## Objective
Using the listing below, select the lines with the word "JSON" and copy them.

## Dataset items
════
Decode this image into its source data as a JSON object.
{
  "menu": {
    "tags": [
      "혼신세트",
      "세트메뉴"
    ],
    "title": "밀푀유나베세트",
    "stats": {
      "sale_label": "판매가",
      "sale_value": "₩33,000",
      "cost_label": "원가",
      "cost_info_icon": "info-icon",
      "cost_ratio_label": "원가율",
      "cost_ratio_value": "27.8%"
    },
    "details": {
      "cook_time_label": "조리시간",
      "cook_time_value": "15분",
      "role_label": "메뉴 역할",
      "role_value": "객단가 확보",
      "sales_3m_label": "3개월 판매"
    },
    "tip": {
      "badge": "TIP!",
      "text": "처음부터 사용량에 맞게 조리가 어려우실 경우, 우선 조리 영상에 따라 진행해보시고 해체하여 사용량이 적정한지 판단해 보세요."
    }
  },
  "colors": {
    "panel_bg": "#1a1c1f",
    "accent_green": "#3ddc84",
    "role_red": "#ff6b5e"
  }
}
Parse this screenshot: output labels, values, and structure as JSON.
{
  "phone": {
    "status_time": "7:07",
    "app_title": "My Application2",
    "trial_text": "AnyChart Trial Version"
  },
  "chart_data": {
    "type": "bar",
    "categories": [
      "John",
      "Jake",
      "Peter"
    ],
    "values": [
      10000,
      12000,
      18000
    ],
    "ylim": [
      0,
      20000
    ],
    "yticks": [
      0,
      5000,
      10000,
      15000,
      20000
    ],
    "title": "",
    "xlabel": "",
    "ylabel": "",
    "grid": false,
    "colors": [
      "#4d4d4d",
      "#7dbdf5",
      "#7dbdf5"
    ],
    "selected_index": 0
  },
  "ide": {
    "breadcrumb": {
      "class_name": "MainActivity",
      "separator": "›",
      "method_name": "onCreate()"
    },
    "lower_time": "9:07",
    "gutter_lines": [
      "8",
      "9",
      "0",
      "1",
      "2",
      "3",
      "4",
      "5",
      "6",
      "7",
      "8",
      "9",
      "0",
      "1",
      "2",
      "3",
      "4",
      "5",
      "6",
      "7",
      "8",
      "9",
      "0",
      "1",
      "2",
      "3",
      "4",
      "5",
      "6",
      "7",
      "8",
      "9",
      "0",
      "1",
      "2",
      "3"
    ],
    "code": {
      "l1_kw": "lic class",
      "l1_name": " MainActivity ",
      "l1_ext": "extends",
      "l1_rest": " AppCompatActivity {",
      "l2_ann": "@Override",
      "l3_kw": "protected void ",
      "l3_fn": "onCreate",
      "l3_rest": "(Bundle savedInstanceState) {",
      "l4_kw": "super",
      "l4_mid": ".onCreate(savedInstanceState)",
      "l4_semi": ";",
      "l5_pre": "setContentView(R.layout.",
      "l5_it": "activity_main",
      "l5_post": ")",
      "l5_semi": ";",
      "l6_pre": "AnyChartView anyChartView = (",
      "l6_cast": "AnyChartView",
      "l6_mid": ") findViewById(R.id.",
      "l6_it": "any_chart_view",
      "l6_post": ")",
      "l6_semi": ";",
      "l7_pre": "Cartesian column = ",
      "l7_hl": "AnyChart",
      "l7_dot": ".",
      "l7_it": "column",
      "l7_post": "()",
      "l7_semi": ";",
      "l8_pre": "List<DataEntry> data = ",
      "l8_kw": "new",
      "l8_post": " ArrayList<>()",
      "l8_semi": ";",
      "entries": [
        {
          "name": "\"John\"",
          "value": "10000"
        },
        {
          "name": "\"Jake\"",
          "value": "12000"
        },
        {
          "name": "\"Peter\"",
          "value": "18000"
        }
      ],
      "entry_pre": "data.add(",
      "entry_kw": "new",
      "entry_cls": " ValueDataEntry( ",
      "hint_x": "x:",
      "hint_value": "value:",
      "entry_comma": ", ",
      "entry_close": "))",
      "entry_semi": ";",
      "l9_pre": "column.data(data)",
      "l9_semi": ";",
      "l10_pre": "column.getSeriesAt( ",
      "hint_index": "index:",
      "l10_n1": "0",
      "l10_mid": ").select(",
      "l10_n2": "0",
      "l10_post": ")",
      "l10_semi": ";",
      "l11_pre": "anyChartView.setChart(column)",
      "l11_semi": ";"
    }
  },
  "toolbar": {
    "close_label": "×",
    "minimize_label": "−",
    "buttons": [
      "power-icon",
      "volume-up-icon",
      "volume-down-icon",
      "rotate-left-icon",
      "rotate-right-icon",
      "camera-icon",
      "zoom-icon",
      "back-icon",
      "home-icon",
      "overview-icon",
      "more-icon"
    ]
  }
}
════
## Response
Decode this image into its source data as a JSON object.
Parse this screenshot: output labels, values, and structure as JSON.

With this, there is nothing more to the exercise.